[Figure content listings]
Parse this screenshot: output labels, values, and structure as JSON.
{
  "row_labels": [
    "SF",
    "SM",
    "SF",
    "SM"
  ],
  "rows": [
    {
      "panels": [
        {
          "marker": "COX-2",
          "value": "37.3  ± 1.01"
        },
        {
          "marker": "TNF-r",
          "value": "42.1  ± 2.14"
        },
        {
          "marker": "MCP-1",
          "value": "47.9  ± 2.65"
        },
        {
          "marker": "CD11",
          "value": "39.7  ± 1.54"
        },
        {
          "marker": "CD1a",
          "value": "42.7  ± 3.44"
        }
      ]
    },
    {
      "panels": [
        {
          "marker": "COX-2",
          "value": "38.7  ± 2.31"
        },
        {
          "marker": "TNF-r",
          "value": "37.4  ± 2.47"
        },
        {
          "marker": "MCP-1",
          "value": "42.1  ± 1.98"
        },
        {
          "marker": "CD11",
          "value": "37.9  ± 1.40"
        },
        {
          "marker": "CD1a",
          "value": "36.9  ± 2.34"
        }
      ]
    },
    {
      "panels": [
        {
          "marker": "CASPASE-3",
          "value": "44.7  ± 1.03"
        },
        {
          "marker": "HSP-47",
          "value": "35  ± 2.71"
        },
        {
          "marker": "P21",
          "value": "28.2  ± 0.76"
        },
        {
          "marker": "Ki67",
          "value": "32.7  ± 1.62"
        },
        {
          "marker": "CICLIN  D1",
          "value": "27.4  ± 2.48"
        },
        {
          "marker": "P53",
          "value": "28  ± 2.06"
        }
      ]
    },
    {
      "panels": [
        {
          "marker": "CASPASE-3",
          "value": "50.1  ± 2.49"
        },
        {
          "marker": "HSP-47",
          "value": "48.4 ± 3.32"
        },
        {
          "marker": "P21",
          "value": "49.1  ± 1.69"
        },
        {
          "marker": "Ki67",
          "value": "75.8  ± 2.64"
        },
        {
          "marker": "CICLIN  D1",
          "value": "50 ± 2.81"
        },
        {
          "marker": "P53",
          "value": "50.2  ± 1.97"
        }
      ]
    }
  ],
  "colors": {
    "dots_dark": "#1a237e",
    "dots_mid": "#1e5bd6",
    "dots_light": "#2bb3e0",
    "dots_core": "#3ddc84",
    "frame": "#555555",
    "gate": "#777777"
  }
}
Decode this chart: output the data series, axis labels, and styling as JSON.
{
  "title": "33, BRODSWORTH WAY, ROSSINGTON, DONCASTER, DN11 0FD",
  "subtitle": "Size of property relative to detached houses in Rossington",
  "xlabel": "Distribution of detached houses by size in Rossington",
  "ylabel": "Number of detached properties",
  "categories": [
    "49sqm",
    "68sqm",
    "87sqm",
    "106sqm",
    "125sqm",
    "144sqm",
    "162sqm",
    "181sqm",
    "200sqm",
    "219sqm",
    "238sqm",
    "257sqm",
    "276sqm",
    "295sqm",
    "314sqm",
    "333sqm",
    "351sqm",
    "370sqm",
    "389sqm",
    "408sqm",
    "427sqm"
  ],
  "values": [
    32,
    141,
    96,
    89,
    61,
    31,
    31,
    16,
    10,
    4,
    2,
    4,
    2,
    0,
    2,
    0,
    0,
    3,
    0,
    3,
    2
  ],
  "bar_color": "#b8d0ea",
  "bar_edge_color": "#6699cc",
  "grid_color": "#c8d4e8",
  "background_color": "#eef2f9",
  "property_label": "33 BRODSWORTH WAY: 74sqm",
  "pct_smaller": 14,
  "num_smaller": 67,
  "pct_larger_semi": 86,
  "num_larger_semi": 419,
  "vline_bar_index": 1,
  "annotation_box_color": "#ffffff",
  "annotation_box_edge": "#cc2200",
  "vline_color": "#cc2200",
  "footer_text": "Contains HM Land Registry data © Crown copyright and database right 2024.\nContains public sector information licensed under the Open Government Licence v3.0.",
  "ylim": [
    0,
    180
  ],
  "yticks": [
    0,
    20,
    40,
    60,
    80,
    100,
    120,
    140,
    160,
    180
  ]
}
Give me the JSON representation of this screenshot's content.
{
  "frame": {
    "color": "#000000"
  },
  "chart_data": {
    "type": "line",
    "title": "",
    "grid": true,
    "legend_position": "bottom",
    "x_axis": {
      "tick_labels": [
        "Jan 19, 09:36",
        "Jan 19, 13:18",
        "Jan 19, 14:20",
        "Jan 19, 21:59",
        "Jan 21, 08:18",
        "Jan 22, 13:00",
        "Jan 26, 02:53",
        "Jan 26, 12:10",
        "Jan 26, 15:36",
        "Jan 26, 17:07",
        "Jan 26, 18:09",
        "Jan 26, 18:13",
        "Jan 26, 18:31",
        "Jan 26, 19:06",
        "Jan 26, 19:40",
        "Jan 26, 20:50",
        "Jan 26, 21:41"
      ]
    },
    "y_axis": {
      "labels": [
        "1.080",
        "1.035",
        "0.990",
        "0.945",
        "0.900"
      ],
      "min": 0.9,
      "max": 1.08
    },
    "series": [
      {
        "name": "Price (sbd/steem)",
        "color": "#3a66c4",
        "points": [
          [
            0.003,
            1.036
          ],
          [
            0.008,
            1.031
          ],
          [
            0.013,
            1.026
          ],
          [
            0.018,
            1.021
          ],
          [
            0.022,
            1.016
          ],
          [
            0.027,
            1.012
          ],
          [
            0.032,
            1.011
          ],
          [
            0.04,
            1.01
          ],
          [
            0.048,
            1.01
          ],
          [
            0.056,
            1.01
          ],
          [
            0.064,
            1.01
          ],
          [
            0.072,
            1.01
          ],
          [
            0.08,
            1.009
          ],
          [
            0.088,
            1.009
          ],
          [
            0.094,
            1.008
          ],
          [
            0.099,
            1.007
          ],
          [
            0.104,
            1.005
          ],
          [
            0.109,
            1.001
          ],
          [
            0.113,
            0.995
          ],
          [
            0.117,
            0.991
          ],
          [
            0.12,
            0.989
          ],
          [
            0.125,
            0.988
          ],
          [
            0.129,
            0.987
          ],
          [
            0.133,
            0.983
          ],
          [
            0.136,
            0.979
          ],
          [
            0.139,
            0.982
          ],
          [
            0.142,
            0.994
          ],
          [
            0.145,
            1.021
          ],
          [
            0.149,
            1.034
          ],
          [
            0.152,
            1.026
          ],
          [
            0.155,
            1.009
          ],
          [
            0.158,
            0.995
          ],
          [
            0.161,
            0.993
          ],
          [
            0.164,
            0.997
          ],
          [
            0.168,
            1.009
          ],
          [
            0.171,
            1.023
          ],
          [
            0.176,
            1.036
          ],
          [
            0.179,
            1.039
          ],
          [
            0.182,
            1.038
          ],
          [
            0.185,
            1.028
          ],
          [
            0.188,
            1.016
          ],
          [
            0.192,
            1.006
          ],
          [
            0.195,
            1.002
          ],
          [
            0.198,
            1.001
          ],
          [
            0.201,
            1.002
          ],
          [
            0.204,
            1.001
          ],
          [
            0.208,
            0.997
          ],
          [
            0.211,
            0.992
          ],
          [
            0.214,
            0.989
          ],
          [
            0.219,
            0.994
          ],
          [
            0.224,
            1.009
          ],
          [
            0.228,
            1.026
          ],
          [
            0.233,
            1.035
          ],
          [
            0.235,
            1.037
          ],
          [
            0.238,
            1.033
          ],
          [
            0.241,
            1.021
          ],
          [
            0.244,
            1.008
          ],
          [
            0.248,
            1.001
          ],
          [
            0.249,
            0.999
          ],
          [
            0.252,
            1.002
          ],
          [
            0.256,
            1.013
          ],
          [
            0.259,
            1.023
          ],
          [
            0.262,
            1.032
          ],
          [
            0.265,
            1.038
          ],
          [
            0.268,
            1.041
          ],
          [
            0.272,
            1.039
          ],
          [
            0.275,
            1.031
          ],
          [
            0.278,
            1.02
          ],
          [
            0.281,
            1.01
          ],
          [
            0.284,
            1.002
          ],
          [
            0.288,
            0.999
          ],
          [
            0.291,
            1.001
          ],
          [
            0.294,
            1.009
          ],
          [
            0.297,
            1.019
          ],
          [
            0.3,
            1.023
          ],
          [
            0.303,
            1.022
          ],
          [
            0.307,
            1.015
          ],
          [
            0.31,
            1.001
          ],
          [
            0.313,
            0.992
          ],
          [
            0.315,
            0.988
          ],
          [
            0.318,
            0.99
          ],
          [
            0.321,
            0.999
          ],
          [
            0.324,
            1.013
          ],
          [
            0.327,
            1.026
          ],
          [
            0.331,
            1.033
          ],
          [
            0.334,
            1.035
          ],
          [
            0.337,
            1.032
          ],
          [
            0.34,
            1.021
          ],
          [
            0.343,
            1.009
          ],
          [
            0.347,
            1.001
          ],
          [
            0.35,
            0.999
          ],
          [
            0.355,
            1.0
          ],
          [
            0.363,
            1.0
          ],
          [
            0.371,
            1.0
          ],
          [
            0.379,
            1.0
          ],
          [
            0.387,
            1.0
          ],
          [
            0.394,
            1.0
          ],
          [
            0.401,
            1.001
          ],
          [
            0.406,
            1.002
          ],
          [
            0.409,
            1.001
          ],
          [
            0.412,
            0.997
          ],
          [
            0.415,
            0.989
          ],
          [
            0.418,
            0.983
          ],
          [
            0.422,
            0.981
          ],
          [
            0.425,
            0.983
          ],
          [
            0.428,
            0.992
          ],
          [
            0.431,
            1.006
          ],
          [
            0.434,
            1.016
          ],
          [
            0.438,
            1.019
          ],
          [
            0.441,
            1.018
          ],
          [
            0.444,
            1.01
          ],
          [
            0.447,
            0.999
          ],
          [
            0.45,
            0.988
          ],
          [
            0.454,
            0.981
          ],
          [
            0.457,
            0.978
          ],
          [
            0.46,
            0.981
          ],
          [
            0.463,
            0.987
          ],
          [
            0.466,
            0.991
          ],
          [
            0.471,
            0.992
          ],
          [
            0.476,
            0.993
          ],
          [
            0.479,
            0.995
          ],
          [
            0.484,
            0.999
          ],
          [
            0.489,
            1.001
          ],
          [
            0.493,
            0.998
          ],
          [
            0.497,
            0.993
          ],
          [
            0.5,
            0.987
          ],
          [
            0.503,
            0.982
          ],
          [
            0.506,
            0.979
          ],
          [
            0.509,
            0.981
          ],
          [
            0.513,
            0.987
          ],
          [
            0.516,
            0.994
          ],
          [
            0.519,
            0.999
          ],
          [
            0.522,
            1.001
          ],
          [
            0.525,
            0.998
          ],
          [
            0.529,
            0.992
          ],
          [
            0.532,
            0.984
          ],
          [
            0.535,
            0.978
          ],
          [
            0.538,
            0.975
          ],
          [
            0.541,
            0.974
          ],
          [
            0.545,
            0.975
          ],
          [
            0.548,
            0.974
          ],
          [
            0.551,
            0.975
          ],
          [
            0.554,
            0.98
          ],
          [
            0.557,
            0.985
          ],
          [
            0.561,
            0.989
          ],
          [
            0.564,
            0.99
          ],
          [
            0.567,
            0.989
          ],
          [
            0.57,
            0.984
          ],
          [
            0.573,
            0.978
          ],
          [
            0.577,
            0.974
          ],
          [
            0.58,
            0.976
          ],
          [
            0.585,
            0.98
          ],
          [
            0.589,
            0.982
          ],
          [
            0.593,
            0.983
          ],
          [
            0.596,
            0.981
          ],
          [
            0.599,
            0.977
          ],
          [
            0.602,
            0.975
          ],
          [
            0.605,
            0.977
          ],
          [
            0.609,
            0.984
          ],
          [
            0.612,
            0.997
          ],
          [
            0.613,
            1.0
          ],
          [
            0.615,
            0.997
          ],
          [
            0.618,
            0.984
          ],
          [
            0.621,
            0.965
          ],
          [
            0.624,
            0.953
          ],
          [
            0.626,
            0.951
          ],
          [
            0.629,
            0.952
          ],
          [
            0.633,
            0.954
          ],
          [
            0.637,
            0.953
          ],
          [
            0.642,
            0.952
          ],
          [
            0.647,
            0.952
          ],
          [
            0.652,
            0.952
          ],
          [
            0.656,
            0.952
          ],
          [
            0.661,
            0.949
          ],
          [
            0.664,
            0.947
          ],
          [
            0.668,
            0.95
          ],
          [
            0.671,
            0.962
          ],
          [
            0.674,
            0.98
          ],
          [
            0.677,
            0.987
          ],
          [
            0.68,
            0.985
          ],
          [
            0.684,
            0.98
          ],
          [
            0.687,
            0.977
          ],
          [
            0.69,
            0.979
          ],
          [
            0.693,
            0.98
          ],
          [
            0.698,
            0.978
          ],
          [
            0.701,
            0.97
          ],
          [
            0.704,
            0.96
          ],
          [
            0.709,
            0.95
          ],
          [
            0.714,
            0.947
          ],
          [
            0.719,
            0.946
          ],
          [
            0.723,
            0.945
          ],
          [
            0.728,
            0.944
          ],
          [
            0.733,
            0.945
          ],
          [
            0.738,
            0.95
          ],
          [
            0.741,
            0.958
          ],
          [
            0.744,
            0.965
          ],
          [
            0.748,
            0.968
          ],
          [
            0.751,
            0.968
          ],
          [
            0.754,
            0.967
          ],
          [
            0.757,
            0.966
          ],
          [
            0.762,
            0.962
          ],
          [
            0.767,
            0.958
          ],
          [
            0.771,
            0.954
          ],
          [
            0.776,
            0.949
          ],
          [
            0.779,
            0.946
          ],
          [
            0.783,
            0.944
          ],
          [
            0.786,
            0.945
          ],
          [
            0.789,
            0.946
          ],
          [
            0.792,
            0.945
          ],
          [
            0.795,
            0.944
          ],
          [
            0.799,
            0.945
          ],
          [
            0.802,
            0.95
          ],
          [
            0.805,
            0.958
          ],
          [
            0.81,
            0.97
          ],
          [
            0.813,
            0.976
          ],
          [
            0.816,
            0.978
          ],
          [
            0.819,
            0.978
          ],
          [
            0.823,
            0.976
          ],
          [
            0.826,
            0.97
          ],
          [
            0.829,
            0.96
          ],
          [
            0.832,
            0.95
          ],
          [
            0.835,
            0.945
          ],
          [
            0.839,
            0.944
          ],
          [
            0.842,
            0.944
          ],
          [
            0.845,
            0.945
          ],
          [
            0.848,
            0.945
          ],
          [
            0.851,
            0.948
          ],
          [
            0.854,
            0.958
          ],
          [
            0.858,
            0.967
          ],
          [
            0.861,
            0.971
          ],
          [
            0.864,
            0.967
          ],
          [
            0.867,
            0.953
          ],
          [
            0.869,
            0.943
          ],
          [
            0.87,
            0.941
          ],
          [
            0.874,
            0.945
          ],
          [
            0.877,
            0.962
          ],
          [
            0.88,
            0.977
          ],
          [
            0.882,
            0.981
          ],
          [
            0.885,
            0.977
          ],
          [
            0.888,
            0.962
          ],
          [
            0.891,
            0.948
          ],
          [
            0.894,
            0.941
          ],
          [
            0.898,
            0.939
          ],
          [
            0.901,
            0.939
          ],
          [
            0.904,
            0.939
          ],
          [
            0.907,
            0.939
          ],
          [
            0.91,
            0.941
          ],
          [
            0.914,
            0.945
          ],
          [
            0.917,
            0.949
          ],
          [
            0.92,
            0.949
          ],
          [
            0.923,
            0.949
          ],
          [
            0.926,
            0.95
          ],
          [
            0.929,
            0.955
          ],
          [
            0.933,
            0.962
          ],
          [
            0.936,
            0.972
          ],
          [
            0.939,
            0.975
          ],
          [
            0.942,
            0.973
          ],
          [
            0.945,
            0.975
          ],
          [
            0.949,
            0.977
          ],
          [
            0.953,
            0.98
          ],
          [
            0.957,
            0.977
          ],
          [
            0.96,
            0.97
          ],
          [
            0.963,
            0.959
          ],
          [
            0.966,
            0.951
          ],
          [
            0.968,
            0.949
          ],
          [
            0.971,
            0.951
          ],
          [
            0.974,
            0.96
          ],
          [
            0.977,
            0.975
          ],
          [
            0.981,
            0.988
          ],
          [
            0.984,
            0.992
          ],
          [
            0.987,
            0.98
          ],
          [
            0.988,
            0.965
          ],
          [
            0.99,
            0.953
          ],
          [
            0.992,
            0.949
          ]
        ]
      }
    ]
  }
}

EXERCISE PROMPT
From the data above, copy out every line with the string "houses" in it.

RESPONSE TO THE TASK
  "subtitle": "Size of property relative to detached houses in Rossington",
  "xlabel": "Distribution of detached houses by size in Rossington",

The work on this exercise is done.